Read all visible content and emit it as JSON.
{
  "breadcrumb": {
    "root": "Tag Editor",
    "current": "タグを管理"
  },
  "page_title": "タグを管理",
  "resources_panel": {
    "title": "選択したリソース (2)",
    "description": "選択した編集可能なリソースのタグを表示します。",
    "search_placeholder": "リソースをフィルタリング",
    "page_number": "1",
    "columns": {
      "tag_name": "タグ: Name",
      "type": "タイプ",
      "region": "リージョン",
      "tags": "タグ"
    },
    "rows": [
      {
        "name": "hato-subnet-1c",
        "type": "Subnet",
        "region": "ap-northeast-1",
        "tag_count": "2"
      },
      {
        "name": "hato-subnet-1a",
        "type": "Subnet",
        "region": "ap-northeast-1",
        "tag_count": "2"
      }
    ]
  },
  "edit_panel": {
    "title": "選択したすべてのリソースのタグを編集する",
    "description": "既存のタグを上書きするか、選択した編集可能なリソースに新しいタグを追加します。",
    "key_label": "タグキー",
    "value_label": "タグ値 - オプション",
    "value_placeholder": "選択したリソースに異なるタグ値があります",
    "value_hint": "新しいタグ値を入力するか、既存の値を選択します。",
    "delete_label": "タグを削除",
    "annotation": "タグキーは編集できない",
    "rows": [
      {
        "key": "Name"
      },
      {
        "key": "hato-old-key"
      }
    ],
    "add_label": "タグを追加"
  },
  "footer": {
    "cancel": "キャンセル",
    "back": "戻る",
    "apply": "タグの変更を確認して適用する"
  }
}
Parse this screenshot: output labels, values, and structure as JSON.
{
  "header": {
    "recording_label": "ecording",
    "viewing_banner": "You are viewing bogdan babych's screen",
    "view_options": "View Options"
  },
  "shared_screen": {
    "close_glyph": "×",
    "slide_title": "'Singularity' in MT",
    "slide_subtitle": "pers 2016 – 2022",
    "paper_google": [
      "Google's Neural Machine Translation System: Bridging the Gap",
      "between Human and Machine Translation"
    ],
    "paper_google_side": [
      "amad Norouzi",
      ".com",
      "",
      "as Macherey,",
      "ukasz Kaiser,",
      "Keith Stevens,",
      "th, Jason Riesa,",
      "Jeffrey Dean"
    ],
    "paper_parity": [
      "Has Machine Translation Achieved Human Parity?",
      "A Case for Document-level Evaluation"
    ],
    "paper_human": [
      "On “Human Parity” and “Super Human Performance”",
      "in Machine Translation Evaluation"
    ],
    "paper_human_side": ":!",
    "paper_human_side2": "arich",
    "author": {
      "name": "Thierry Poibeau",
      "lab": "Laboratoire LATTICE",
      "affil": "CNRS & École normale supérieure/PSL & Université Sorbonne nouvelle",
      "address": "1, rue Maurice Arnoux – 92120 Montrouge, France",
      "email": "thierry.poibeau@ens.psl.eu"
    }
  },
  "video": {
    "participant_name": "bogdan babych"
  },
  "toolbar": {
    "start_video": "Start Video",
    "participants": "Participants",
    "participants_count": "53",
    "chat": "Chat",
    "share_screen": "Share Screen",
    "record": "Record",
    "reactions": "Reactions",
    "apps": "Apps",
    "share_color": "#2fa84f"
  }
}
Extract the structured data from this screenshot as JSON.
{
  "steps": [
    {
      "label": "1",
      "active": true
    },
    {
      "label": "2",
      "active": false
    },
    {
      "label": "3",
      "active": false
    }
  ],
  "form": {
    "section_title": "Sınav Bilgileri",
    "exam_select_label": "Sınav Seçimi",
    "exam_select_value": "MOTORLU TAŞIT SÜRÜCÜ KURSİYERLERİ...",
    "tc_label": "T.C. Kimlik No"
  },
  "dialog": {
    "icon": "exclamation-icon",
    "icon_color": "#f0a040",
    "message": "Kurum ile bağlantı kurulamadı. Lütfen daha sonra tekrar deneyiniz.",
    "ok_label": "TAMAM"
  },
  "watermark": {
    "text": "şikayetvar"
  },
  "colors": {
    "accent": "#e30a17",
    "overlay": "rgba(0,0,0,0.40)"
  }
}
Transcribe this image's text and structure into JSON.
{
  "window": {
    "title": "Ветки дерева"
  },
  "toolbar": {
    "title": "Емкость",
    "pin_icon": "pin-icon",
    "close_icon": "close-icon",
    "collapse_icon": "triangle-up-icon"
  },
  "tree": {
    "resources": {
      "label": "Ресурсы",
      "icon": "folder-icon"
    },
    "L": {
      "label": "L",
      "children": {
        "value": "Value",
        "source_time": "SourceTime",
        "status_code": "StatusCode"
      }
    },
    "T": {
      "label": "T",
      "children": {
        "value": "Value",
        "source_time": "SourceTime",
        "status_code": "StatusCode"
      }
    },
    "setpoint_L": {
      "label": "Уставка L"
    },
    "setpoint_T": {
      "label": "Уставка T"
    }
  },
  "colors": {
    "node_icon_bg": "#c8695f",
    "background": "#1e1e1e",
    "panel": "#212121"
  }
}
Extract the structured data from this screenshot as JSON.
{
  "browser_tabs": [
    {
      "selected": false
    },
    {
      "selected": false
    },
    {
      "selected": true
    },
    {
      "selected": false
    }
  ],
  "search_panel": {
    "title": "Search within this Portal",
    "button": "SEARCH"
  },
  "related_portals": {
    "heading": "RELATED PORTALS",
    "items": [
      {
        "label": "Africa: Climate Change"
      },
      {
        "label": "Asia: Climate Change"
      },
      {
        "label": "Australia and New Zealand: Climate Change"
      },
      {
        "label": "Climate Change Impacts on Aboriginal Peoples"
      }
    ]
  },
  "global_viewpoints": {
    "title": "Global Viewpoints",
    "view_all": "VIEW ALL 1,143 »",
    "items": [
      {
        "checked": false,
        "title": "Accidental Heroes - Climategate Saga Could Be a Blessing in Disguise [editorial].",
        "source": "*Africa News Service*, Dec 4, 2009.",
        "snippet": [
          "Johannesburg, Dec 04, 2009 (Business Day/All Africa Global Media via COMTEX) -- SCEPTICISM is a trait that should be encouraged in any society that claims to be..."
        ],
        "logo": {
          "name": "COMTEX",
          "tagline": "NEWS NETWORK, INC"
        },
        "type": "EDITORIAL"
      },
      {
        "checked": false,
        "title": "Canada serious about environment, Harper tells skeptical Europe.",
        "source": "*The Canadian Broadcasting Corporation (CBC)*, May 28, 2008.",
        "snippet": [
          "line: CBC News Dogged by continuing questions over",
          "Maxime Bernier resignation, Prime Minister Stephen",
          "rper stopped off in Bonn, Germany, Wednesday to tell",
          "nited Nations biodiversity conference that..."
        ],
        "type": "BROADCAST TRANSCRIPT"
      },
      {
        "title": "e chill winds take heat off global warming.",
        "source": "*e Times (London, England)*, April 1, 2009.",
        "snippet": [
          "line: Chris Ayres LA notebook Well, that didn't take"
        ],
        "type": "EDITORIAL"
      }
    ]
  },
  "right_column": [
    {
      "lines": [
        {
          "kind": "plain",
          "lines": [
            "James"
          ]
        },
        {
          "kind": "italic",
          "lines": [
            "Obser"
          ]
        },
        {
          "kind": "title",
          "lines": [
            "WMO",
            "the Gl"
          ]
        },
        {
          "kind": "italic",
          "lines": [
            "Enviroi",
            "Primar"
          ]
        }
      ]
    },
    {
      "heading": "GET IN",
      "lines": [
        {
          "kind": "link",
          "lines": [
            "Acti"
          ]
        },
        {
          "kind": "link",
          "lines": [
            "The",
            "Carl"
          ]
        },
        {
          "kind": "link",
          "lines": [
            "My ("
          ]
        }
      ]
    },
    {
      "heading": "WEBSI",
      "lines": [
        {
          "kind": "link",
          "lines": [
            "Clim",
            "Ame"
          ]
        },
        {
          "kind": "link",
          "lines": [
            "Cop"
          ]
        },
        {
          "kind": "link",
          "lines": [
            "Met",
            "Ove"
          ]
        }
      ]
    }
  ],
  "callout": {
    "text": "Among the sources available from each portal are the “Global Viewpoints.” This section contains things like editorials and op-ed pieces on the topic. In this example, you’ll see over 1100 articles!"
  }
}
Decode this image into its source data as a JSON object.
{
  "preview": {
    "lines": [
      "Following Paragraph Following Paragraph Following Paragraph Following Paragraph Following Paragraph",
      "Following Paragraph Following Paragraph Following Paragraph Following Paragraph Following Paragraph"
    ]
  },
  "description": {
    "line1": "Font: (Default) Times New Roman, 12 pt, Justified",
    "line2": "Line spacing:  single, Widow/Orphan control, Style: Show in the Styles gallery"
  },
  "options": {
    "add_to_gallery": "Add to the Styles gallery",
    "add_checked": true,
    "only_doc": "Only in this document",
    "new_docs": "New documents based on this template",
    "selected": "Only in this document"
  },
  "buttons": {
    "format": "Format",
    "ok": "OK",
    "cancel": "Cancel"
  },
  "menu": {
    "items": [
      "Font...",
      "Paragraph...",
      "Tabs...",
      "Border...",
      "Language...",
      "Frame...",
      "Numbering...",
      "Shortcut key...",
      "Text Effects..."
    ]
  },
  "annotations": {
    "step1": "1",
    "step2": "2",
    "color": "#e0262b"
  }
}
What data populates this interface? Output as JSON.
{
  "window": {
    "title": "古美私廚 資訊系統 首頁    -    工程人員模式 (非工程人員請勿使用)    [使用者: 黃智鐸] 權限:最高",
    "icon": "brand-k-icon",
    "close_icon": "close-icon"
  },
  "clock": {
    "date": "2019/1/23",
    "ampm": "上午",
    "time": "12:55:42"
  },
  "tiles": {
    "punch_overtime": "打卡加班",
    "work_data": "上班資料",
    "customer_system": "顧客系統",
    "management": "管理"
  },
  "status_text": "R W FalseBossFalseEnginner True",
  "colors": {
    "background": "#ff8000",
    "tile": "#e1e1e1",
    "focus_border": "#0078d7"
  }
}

##############################

**STATED TASK:** Show every line above in which the word "that" occurs.

**REPLY:**
          "Johannesburg, Dec 04, 2009 (Business Day/All Africa Global Media via COMTEX) -- SCEPTICISM is a trait that should be encouraged in any society that claims to be..."
          "nited Nations biodiversity conference that..."
          "line: Chris Ayres LA notebook Well, that didn't take"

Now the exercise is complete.